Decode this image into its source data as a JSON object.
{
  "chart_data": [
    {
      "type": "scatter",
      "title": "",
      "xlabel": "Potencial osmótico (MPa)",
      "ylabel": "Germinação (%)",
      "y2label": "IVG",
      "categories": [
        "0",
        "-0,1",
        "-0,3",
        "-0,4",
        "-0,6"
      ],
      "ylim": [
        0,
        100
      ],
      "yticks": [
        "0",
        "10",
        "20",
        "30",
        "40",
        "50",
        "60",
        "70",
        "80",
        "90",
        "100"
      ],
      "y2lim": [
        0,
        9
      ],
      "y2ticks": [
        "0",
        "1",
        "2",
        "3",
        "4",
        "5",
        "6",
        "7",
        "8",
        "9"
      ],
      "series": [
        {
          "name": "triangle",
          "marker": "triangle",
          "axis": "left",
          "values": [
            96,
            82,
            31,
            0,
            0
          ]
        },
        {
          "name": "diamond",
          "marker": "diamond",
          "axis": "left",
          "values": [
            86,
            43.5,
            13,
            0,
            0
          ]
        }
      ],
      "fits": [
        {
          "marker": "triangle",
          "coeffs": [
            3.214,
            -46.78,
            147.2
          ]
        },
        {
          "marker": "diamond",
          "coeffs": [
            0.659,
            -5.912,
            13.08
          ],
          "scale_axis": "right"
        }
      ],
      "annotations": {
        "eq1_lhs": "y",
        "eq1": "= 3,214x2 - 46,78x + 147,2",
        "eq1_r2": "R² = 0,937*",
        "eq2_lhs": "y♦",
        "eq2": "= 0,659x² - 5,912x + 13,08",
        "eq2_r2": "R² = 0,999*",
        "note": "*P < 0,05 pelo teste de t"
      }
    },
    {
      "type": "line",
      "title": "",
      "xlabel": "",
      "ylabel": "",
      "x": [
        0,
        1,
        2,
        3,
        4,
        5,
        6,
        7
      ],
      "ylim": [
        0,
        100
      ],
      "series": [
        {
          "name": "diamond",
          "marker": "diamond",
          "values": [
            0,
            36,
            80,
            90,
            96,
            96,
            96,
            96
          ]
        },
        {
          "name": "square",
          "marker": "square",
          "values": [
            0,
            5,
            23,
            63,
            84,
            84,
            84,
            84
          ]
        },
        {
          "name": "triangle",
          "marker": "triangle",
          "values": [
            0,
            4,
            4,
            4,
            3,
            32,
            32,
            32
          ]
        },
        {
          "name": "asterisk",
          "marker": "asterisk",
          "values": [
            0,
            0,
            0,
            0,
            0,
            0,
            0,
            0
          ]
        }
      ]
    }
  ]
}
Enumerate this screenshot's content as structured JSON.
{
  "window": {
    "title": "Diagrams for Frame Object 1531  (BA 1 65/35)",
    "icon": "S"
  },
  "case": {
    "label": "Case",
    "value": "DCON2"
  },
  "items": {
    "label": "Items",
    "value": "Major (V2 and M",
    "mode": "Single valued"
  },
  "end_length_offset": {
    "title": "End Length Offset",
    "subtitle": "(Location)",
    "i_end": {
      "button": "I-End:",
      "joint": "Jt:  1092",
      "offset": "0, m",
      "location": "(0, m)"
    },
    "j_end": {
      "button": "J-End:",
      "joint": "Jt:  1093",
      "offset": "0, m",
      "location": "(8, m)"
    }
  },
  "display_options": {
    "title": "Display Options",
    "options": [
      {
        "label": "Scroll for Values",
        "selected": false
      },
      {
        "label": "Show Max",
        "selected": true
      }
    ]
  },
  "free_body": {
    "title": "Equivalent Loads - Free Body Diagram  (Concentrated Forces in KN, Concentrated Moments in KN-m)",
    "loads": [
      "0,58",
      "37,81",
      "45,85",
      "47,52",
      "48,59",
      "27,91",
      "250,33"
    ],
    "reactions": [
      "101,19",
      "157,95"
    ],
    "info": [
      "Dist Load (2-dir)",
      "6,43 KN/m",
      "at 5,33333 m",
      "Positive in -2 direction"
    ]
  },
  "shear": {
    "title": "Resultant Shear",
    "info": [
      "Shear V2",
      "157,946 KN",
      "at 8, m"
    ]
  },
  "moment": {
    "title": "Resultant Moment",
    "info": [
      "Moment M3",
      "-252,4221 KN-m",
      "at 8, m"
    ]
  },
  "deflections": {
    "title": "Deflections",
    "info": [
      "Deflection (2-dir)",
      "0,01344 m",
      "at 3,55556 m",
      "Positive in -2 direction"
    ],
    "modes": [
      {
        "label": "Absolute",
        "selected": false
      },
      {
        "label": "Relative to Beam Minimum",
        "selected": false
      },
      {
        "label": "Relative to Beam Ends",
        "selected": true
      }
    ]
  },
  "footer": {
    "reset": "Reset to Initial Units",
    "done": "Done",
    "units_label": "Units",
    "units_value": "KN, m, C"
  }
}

**WHAT THE TASK ASKS:** Return exactly, and only, the line containing "Enumerate this screenshot's" and every line after it through the end of the material.

**ANSWER TO THE PROBLEM:**
Enumerate this screenshot's content as structured JSON.
{
  "window": {
    "title": "Diagrams for Frame Object 1531  (BA 1 65/35)",
    "icon": "S"
  },
  "case": {
    "label": "Case",
    "value": "DCON2"
  },
  "items": {
    "label": "Items",
    "value": "Major (V2 and M",
    "mode": "Single valued"
  },
  "end_length_offset": {
    "title": "End Length Offset",
    "subtitle": "(Location)",
    "i_end": {
      "button": "I-End:",
      "joint": "Jt:  1092",
      "offset": "0, m",
      "location": "(0, m)"
    },
    "j_end": {
      "button": "J-End:",
      "joint": "Jt:  1093",
      "offset": "0, m",
      "location": "(8, m)"
    }
  },
  "display_options": {
    "title": "Display Options",
    "options": [
      {
        "label": "Scroll for Values",
        "selected": false
      },
      {
        "label": "Show Max",
        "selected": true
      }
    ]
  },
  "free_body": {
    "title": "Equivalent Loads - Free Body Diagram  (Concentrated Forces in KN, Concentrated Moments in KN-m)",
    "loads": [
      "0,58",
      "37,81",
      "45,85",
      "47,52",
      "48,59",
      "27,91",
      "250,33"
    ],
    "reactions": [
      "101,19",
      "157,95"
    ],
    "info": [
      "Dist Load (2-dir)",
      "6,43 KN/m",
      "at 5,33333 m",
      "Positive in -2 direction"
    ]
  },
  "shear": {
    "title": "Resultant Shear",
    "info": [
      "Shear V2",
      "157,946 KN",
      "at 8, m"
    ]
  },
  "moment": {
    "title": "Resultant Moment",
    "info": [
      "Moment M3",
      "-252,4221 KN-m",
      "at 8, m"
    ]
  },
  "deflections": {
    "title": "Deflections",
    "info": [
      "Deflection (2-dir)",
      "0,01344 m",
      "at 3,55556 m",
      "Positive in -2 direction"
    ],
    "modes": [
      {
        "label": "Absolute",
        "selected": false
      },
      {
        "label": "Relative to Beam Minimum",
        "selected": false
      },
      {
        "label": "Relative to Beam Ends",
        "selected": true
      }
    ]
  },
  "footer": {
    "reset": "Reset to Initial Units",
    "done": "Done",
    "units_label": "Units",
    "units_value": "KN, m, C"
  }
}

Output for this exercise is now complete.